### REQUIREMENT
Your task is to copy every line of the records below that contains "color".

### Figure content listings
-- start --

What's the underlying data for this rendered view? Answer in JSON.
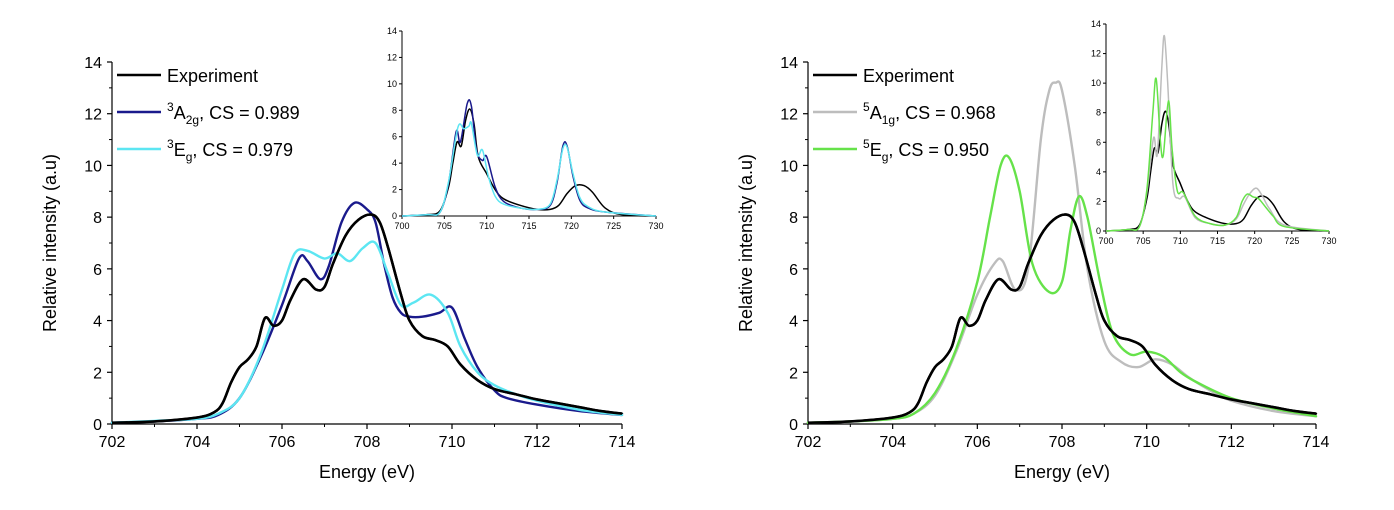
{
  "chart_data": [
    {
      "type": "line",
      "xlabel": "Energy (eV)",
      "ylabel": "Relative intensity (a.u)",
      "xlim": [
        702,
        714
      ],
      "ylim": [
        0,
        14
      ],
      "xticks": [
        702,
        704,
        706,
        708,
        710,
        712,
        714
      ],
      "yticks": [
        0,
        2,
        4,
        6,
        8,
        10,
        12,
        14
      ],
      "legend_position": "top-left",
      "series": [
        {
          "name": "Experiment",
          "label": {
            "pre": "",
            "sup": "",
            "main": "Experiment",
            "sub": "",
            "post": ""
          },
          "color": "#000000",
          "x": [
            702,
            703,
            704,
            704.4,
            704.6,
            704.8,
            705.0,
            705.2,
            705.4,
            705.6,
            705.8,
            706.0,
            706.2,
            706.5,
            706.8,
            707.0,
            707.2,
            707.5,
            707.8,
            708.1,
            708.3,
            708.5,
            708.8,
            709.0,
            709.3,
            709.6,
            709.9,
            710.2,
            710.6,
            711.0,
            711.5,
            712.0,
            712.5,
            713.0,
            713.5,
            714.0
          ],
          "y": [
            0.05,
            0.1,
            0.25,
            0.45,
            0.8,
            1.6,
            2.2,
            2.5,
            3.0,
            4.1,
            3.8,
            4.0,
            4.8,
            5.6,
            5.2,
            5.3,
            6.2,
            7.3,
            7.9,
            8.1,
            7.8,
            6.8,
            5.0,
            4.0,
            3.4,
            3.25,
            3.0,
            2.3,
            1.7,
            1.35,
            1.15,
            0.95,
            0.8,
            0.65,
            0.5,
            0.4
          ]
        },
        {
          "name": "3A2g, CS = 0.989",
          "label": {
            "pre": "",
            "sup": "3",
            "main": "A",
            "sub": "2g",
            "post": ", CS = 0.989"
          },
          "color": "#1a1a8c",
          "x": [
            702,
            703,
            704,
            704.5,
            705,
            705.5,
            706.0,
            706.4,
            706.6,
            706.9,
            707.1,
            707.4,
            707.7,
            708.0,
            708.2,
            708.4,
            708.6,
            708.8,
            709.0,
            709.3,
            709.7,
            710.0,
            710.3,
            710.6,
            711.0,
            711.3,
            712,
            713,
            714
          ],
          "y": [
            0.05,
            0.1,
            0.2,
            0.35,
            1.0,
            2.6,
            4.6,
            6.4,
            6.3,
            5.6,
            6.1,
            7.8,
            8.55,
            8.3,
            7.8,
            6.2,
            4.9,
            4.3,
            4.15,
            4.15,
            4.3,
            4.5,
            3.3,
            2.2,
            1.3,
            1.0,
            0.75,
            0.5,
            0.35
          ]
        },
        {
          "name": "3Eg, CS = 0.979",
          "label": {
            "pre": "",
            "sup": "3",
            "main": "E",
            "sub": "g",
            "post": ", CS = 0.979"
          },
          "color": "#5ce6f2",
          "x": [
            702,
            703,
            704,
            704.5,
            705,
            705.5,
            706.0,
            706.3,
            706.6,
            707.0,
            707.3,
            707.6,
            707.9,
            708.2,
            708.5,
            708.8,
            709.1,
            709.5,
            709.9,
            710.2,
            710.6,
            711.0,
            711.5,
            712,
            713,
            714
          ],
          "y": [
            0.05,
            0.12,
            0.2,
            0.4,
            1.0,
            2.7,
            5.2,
            6.6,
            6.7,
            6.4,
            6.6,
            6.3,
            6.8,
            7.0,
            5.8,
            4.6,
            4.7,
            5.0,
            4.3,
            3.0,
            2.0,
            1.5,
            1.15,
            0.9,
            0.55,
            0.35
          ]
        }
      ],
      "inset": {
        "xlim": [
          700,
          730
        ],
        "ylim": [
          0,
          14
        ],
        "xticks": [
          700,
          705,
          710,
          715,
          720,
          725,
          730
        ],
        "yticks": [
          0,
          2,
          4,
          6,
          8,
          10,
          12,
          14
        ],
        "series": [
          {
            "color": "#000000",
            "x": [
              700,
              703,
              704.5,
              705.5,
              706,
              706.5,
              707,
              707.5,
              708,
              708.5,
              709,
              710,
              711,
              712,
              714,
              716,
              717.5,
              718.5,
              719.5,
              720.5,
              721.5,
              722.5,
              724,
              726,
              730
            ],
            "y": [
              0,
              0.1,
              0.4,
              2.2,
              4.0,
              5.6,
              5.3,
              7.2,
              8.1,
              7.0,
              4.5,
              3.2,
              2.0,
              1.3,
              0.8,
              0.5,
              0.5,
              0.8,
              1.7,
              2.3,
              2.3,
              1.8,
              0.6,
              0.1,
              0
            ]
          },
          {
            "color": "#1a1a8c",
            "x": [
              700,
              703,
              704.5,
              705.5,
              706.4,
              706.9,
              707.7,
              708.2,
              708.8,
              709.5,
              710,
              711,
              712,
              714,
              716,
              717.5,
              718.3,
              719,
              719.5,
              720.2,
              721,
              722,
              724,
              730
            ],
            "y": [
              0,
              0.1,
              0.3,
              2.5,
              6.4,
              5.6,
              8.5,
              8.3,
              5.0,
              4.2,
              4.5,
              2.2,
              1.1,
              0.6,
              0.5,
              0.8,
              2.5,
              5.3,
              5.3,
              3.0,
              1.2,
              0.6,
              0.3,
              0
            ]
          },
          {
            "color": "#5ce6f2",
            "x": [
              700,
              703,
              704.5,
              705.5,
              706.6,
              707.3,
              707.9,
              708.2,
              708.9,
              709.5,
              710.2,
              711,
              712,
              714,
              716,
              717.5,
              718.3,
              719,
              719.5,
              720.2,
              721,
              722,
              724,
              730
            ],
            "y": [
              0,
              0.1,
              0.3,
              2.6,
              6.7,
              6.6,
              6.8,
              7.0,
              4.6,
              5.0,
              3.0,
              1.5,
              0.9,
              0.6,
              0.5,
              0.9,
              2.7,
              5.1,
              5.2,
              3.2,
              1.4,
              0.7,
              0.3,
              0
            ]
          }
        ]
      }
    },
    {
      "type": "line",
      "xlabel": "Energy (eV)",
      "ylabel": "Relative intensity (a.u)",
      "xlim": [
        702,
        714
      ],
      "ylim": [
        0,
        14
      ],
      "xticks": [
        702,
        704,
        706,
        708,
        710,
        712,
        714
      ],
      "yticks": [
        0,
        2,
        4,
        6,
        8,
        10,
        12,
        14
      ],
      "legend_position": "top-left",
      "series": [
        {
          "name": "Experiment",
          "label": {
            "pre": "",
            "sup": "",
            "main": "Experiment",
            "sub": "",
            "post": ""
          },
          "color": "#000000",
          "x": [
            702,
            703,
            704,
            704.4,
            704.6,
            704.8,
            705.0,
            705.2,
            705.4,
            705.6,
            705.8,
            706.0,
            706.2,
            706.5,
            706.8,
            707.0,
            707.2,
            707.5,
            707.8,
            708.1,
            708.3,
            708.5,
            708.8,
            709.0,
            709.3,
            709.6,
            709.9,
            710.2,
            710.6,
            711.0,
            711.5,
            712.0,
            712.5,
            713.0,
            713.5,
            714.0
          ],
          "y": [
            0.05,
            0.1,
            0.25,
            0.45,
            0.8,
            1.6,
            2.2,
            2.5,
            3.0,
            4.1,
            3.8,
            4.0,
            4.8,
            5.6,
            5.2,
            5.3,
            6.2,
            7.3,
            7.9,
            8.1,
            7.8,
            6.8,
            5.0,
            4.0,
            3.4,
            3.25,
            3.0,
            2.3,
            1.7,
            1.35,
            1.15,
            0.95,
            0.8,
            0.65,
            0.5,
            0.4
          ]
        },
        {
          "name": "5A1g, CS = 0.968",
          "label": {
            "pre": "",
            "sup": "5",
            "main": "A",
            "sub": "1g",
            "post": ", CS = 0.968"
          },
          "color": "#bdbdbd",
          "x": [
            702,
            703,
            704,
            704.5,
            705,
            705.5,
            706.0,
            706.4,
            706.6,
            706.9,
            707.2,
            707.5,
            707.7,
            707.85,
            708.0,
            708.3,
            708.6,
            709.0,
            709.4,
            709.8,
            710.2,
            710.6,
            711.0,
            711.5,
            712,
            713,
            714
          ],
          "y": [
            0.05,
            0.1,
            0.2,
            0.4,
            1.1,
            2.8,
            5.0,
            6.2,
            6.3,
            5.2,
            6.0,
            11.0,
            12.9,
            13.2,
            12.9,
            10.0,
            6.0,
            3.2,
            2.4,
            2.2,
            2.5,
            2.3,
            1.8,
            1.3,
            0.9,
            0.5,
            0.3
          ]
        },
        {
          "name": "5Eg, CS = 0.950",
          "label": {
            "pre": "",
            "sup": "5",
            "main": "E",
            "sub": "g",
            "post": ", CS = 0.950"
          },
          "color": "#66e24a",
          "x": [
            702,
            703,
            704,
            704.5,
            705,
            705.5,
            706.0,
            706.3,
            706.55,
            706.75,
            707.0,
            707.3,
            707.7,
            708.0,
            708.2,
            708.4,
            708.6,
            708.9,
            709.2,
            709.6,
            710.0,
            710.4,
            710.8,
            711.2,
            712,
            713,
            714
          ],
          "y": [
            0.05,
            0.1,
            0.2,
            0.4,
            1.2,
            2.9,
            5.5,
            8.0,
            10.0,
            10.3,
            9.0,
            6.2,
            5.1,
            5.5,
            7.5,
            8.8,
            8.0,
            5.5,
            3.5,
            2.7,
            2.8,
            2.6,
            2.0,
            1.6,
            1.0,
            0.6,
            0.3
          ]
        }
      ],
      "inset": {
        "xlim": [
          700,
          730
        ],
        "ylim": [
          0,
          14
        ],
        "xticks": [
          700,
          705,
          710,
          715,
          720,
          725,
          730
        ],
        "yticks": [
          0,
          2,
          4,
          6,
          8,
          10,
          12,
          14
        ],
        "series": [
          {
            "color": "#000000",
            "x": [
              700,
              703,
              704.5,
              705.5,
              706,
              706.5,
              707,
              707.5,
              708,
              708.5,
              709,
              710,
              711,
              712,
              714,
              716,
              717.5,
              718.5,
              719.5,
              720.5,
              721.5,
              722.5,
              724,
              726,
              730
            ],
            "y": [
              0,
              0.1,
              0.4,
              2.2,
              4.0,
              5.6,
              5.3,
              7.2,
              8.1,
              7.0,
              4.5,
              3.2,
              2.0,
              1.3,
              0.8,
              0.5,
              0.5,
              0.8,
              1.7,
              2.3,
              2.3,
              1.8,
              0.6,
              0.1,
              0
            ]
          },
          {
            "color": "#bdbdbd",
            "x": [
              700,
              703,
              704.5,
              705.5,
              706.4,
              706.9,
              707.5,
              707.85,
              708.3,
              709.0,
              709.8,
              710.6,
              712,
              714,
              716,
              717.5,
              718.5,
              719.3,
              720.2,
              721,
              722,
              724,
              730
            ],
            "y": [
              0,
              0.1,
              0.3,
              2.6,
              6.3,
              5.2,
              11.0,
              13.2,
              10.0,
              3.2,
              2.2,
              2.3,
              0.9,
              0.5,
              0.4,
              0.8,
              1.8,
              2.5,
              2.9,
              2.4,
              1.5,
              0.4,
              0
            ]
          },
          {
            "color": "#66e24a",
            "x": [
              700,
              703,
              704.5,
              705.5,
              706.3,
              706.75,
              707.3,
              707.7,
              708.4,
              708.9,
              709.6,
              710.4,
              712,
              714,
              716,
              717.5,
              718.3,
              719.0,
              719.8,
              720.5,
              721.5,
              722.5,
              724,
              730
            ],
            "y": [
              0,
              0.1,
              0.3,
              2.8,
              8.0,
              10.3,
              6.2,
              5.1,
              8.8,
              5.5,
              2.7,
              2.6,
              1.0,
              0.5,
              0.4,
              0.9,
              2.0,
              2.5,
              2.3,
              2.2,
              1.6,
              1.0,
              0.3,
              0
            ]
          }
        ]
      }
    }
  ]
}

-- end --

### CORRECT RESPONSE
          "color": "#000000",
          "color": "#1a1a8c",
          "color": "#5ce6f2",
            "color": "#000000",
            "color": "#1a1a8c",
            "color": "#5ce6f2",
          "color": "#000000",
          "color": "#bdbdbd",
          "color": "#66e24a",
            "color": "#000000",
            "color": "#bdbdbd",
            "color": "#66e24a",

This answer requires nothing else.